- _Task_
Rewrite every row below, changing each "flow-wire" to "connection-wire" and keeping everything else identical. Omit the pictures from your answer.
# Start of Data records
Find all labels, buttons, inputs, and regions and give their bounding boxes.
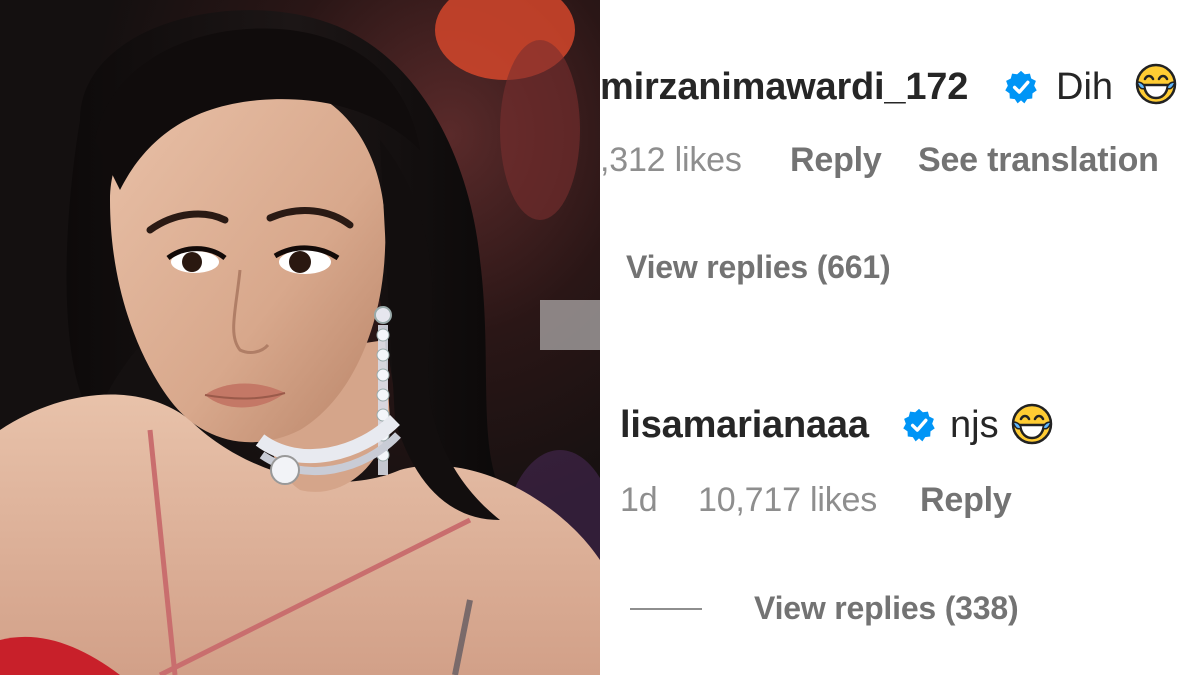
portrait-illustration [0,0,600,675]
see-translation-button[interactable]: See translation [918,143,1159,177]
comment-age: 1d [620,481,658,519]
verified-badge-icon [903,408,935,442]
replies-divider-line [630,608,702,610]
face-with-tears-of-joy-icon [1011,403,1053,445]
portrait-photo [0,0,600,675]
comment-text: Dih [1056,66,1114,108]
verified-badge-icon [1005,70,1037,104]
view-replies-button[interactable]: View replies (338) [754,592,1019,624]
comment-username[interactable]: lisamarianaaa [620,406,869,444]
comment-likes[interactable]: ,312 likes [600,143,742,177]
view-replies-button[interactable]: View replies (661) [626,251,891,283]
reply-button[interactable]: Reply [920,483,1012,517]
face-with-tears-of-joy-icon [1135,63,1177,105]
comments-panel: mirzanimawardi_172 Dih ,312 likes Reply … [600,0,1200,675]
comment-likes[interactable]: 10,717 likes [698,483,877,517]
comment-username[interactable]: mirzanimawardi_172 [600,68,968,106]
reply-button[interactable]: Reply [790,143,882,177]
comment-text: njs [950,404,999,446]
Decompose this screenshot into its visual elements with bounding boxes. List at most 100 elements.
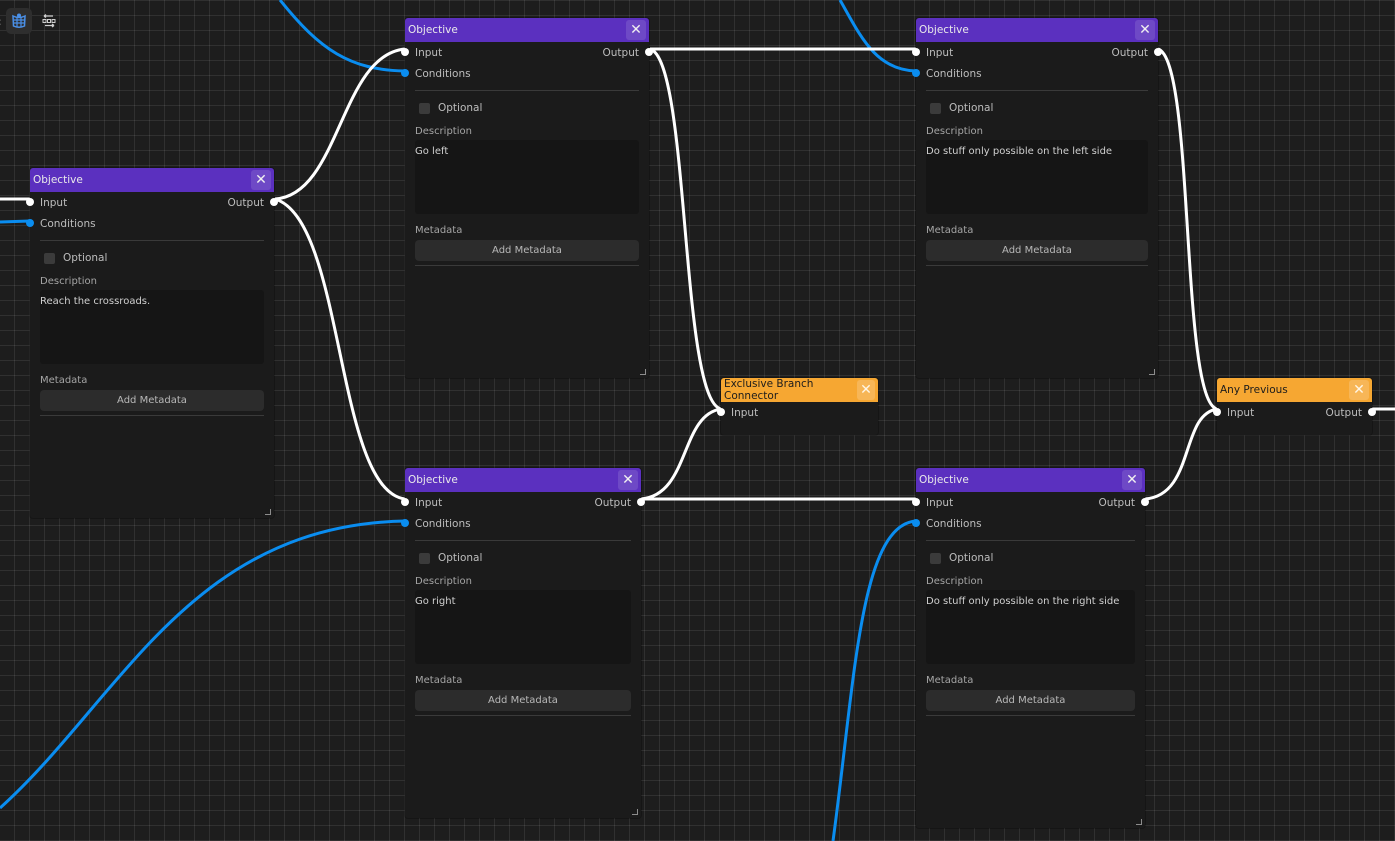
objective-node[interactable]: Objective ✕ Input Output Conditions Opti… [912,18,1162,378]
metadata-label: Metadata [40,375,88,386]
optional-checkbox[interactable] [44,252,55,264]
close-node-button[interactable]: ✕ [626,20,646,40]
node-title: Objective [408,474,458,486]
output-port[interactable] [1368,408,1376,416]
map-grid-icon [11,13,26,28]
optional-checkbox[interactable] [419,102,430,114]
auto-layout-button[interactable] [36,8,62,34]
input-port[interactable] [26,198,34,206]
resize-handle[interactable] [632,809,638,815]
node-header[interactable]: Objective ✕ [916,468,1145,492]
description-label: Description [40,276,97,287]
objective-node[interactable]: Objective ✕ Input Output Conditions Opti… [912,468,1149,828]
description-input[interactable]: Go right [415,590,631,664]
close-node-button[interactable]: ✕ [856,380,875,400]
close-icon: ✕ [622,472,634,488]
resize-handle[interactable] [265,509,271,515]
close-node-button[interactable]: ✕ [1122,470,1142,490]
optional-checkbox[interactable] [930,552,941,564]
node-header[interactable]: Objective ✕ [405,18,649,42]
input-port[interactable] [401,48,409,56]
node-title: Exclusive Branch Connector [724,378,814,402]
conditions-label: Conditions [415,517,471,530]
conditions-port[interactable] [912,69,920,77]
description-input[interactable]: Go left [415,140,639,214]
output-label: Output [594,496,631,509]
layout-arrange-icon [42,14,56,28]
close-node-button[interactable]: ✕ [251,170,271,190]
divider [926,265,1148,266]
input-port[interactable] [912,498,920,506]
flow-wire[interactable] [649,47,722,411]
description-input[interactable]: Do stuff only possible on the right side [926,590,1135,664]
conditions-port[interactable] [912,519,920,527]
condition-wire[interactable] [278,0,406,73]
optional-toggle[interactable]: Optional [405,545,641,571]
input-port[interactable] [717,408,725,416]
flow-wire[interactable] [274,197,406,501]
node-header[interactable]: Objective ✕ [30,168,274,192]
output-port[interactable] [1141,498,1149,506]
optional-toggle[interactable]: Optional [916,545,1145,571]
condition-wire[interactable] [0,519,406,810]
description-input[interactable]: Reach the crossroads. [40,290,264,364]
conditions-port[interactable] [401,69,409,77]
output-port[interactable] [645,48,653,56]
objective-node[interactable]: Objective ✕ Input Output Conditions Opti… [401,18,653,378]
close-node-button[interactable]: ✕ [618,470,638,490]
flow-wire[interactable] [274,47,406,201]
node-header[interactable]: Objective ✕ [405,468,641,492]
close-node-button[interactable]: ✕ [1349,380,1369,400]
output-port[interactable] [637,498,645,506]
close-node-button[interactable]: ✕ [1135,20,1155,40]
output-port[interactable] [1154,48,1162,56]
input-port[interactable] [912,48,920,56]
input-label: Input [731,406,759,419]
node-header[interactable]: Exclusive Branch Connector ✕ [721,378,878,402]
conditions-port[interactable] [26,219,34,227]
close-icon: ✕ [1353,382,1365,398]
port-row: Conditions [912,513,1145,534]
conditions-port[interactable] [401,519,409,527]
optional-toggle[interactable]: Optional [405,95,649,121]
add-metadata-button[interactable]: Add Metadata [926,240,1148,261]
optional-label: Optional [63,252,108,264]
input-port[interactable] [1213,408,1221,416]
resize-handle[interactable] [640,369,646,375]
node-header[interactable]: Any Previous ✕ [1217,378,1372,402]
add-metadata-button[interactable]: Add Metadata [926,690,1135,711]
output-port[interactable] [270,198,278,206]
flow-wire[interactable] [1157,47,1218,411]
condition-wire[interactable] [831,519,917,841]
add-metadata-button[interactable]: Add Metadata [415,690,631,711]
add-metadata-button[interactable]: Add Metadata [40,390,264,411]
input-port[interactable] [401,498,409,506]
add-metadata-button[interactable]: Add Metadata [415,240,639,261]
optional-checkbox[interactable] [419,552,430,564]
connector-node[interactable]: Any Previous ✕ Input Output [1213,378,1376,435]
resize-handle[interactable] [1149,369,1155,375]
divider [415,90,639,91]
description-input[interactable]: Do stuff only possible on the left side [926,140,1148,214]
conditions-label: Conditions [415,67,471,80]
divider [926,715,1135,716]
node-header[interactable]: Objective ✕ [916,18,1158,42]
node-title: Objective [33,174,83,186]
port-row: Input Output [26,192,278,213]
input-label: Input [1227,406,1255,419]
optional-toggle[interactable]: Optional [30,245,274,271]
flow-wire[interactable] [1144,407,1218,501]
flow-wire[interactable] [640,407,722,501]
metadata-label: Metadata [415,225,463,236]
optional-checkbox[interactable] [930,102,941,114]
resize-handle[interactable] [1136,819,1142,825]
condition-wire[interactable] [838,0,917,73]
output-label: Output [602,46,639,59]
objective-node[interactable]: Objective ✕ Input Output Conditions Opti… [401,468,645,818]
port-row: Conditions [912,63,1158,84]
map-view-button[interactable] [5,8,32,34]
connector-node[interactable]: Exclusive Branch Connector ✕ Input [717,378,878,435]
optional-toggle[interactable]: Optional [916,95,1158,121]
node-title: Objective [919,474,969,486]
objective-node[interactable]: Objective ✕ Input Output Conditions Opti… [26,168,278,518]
# End of Data records
- _Exercise output_
Find all labels, buttons, inputs, and regions and give their bounding boxes.
portrait-illustration [0,0,600,675]
see-translation-button[interactable]: See translation [918,143,1159,177]
comment-age: 1d [620,481,658,519]
verified-badge-icon [903,408,935,442]
replies-divider-line [630,608,702,610]
face-with-tears-of-joy-icon [1011,403,1053,445]
portrait-photo [0,0,600,675]
comment-text: Dih [1056,66,1114,108]
verified-badge-icon [1005,70,1037,104]
view-replies-button[interactable]: View replies (338) [754,592,1019,624]
comment-username[interactable]: lisamarianaaa [620,406,869,444]
comment-likes[interactable]: ,312 likes [600,143,742,177]
view-replies-button[interactable]: View replies (661) [626,251,891,283]
reply-button[interactable]: Reply [920,483,1012,517]
face-with-tears-of-joy-icon [1135,63,1177,105]
comments-panel: mirzanimawardi_172 Dih ,312 likes Reply … [600,0,1200,675]
comment-likes[interactable]: 10,717 likes [698,483,877,517]
comment-username[interactable]: mirzanimawardi_172 [600,68,968,106]
reply-button[interactable]: Reply [790,143,882,177]
comment-text: njs [950,404,999,446]
Decompose this screenshot into its visual elements with bounding boxes. List at most 100 elements.
objective-node[interactable]: Objective ✕ Input Output Conditions Opti… [912,18,1162,378]
metadata-label: Metadata [40,375,88,386]
optional-checkbox[interactable] [44,252,55,264]
close-node-button[interactable]: ✕ [626,20,646,40]
node-title: Objective [408,474,458,486]
output-port[interactable] [1368,408,1376,416]
map-grid-icon [11,13,26,28]
optional-checkbox[interactable] [419,102,430,114]
auto-layout-button[interactable] [36,8,62,34]
input-port[interactable] [26,198,34,206]
resize-handle[interactable] [632,809,638,815]
node-header[interactable]: Objective ✕ [916,468,1145,492]
description-label: Description [40,276,97,287]
objective-node[interactable]: Objective ✕ Input Output Conditions Opti… [912,468,1149,828]
description-input[interactable]: Go right [415,590,631,664]
close-node-button[interactable]: ✕ [856,380,875,400]
close-icon: ✕ [622,472,634,488]
resize-handle[interactable] [265,509,271,515]
close-node-button[interactable]: ✕ [1122,470,1142,490]
optional-checkbox[interactable] [930,552,941,564]
node-header[interactable]: Objective ✕ [405,18,649,42]
input-port[interactable] [401,48,409,56]
node-title: Exclusive Branch Connector [724,378,814,402]
conditions-label: Conditions [415,517,471,530]
conditions-port[interactable] [912,69,920,77]
description-input[interactable]: Go left [415,140,639,214]
output-label: Output [594,496,631,509]
layout-arrange-icon [42,14,56,28]
close-node-button[interactable]: ✕ [251,170,271,190]
divider [926,265,1148,266]
input-port[interactable] [912,498,920,506]
connection-wire[interactable] [649,47,722,411]
description-input[interactable]: Do stuff only possible on the right side [926,590,1135,664]
conditions-port[interactable] [912,519,920,527]
condition-wire[interactable] [278,0,406,73]
optional-toggle[interactable]: Optional [405,545,641,571]
input-port[interactable] [717,408,725,416]
connection-wire[interactable] [274,197,406,501]
node-header[interactable]: Objective ✕ [30,168,274,192]
output-port[interactable] [1141,498,1149,506]
optional-toggle[interactable]: Optional [916,545,1145,571]
condition-wire[interactable] [0,519,406,810]
description-input[interactable]: Reach the crossroads. [40,290,264,364]
conditions-port[interactable] [401,69,409,77]
output-port[interactable] [645,48,653,56]
objective-node[interactable]: Objective ✕ Input Output Conditions Opti… [401,18,653,378]
close-node-button[interactable]: ✕ [618,470,638,490]
connection-wire[interactable] [274,47,406,201]
node-header[interactable]: Objective ✕ [405,468,641,492]
close-node-button[interactable]: ✕ [1349,380,1369,400]
output-port[interactable] [637,498,645,506]
close-node-button[interactable]: ✕ [1135,20,1155,40]
output-port[interactable] [1154,48,1162,56]
input-port[interactable] [912,48,920,56]
input-label: Input [731,406,759,419]
node-header[interactable]: Exclusive Branch Connector ✕ [721,378,878,402]
conditions-port[interactable] [26,219,34,227]
close-icon: ✕ [1353,382,1365,398]
port-row: Conditions [912,513,1145,534]
conditions-port[interactable] [401,519,409,527]
optional-toggle[interactable]: Optional [405,95,649,121]
add-metadata-button[interactable]: Add Metadata [926,240,1148,261]
optional-label: Optional [63,252,108,264]
input-port[interactable] [1213,408,1221,416]
resize-handle[interactable] [640,369,646,375]
node-header[interactable]: Any Previous ✕ [1217,378,1372,402]
add-metadata-button[interactable]: Add Metadata [926,690,1135,711]
output-port[interactable] [270,198,278,206]
connection-wire[interactable] [1157,47,1218,411]
condition-wire[interactable] [831,519,917,841]
add-metadata-button[interactable]: Add Metadata [415,690,631,711]
add-metadata-button[interactable]: Add Metadata [40,390,264,411]
input-port[interactable] [401,498,409,506]
add-metadata-button[interactable]: Add Metadata [415,240,639,261]
optional-checkbox[interactable] [419,552,430,564]
connector-node[interactable]: Any Previous ✕ Input Output [1213,378,1376,435]
resize-handle[interactable] [1149,369,1155,375]
divider [415,90,639,91]
description-input[interactable]: Do stuff only possible on the left side [926,140,1148,214]
conditions-label: Conditions [415,67,471,80]
divider [926,715,1135,716]
node-header[interactable]: Objective ✕ [916,18,1158,42]
node-title: Objective [33,174,83,186]
port-row: Input Output [26,192,278,213]
input-label: Input [1227,406,1255,419]
optional-toggle[interactable]: Optional [30,245,274,271]
connection-wire[interactable] [1144,407,1218,501]
connection-wire[interactable] [640,407,722,501]
metadata-label: Metadata [415,225,463,236]
optional-checkbox[interactable] [930,102,941,114]
resize-handle[interactable] [1136,819,1142,825]
condition-wire[interactable] [838,0,917,73]
output-label: Output [602,46,639,59]
objective-node[interactable]: Objective ✕ Input Output Conditions Opti… [401,468,645,818]
port-row: Conditions [912,63,1158,84]
map-view-button[interactable] [5,8,32,34]
connector-node[interactable]: Exclusive Branch Connector ✕ Input [717,378,878,435]
optional-toggle[interactable]: Optional [916,95,1158,121]
node-title: Objective [919,474,969,486]
objective-node[interactable]: Objective ✕ Input Output Conditions Opti… [26,168,278,518]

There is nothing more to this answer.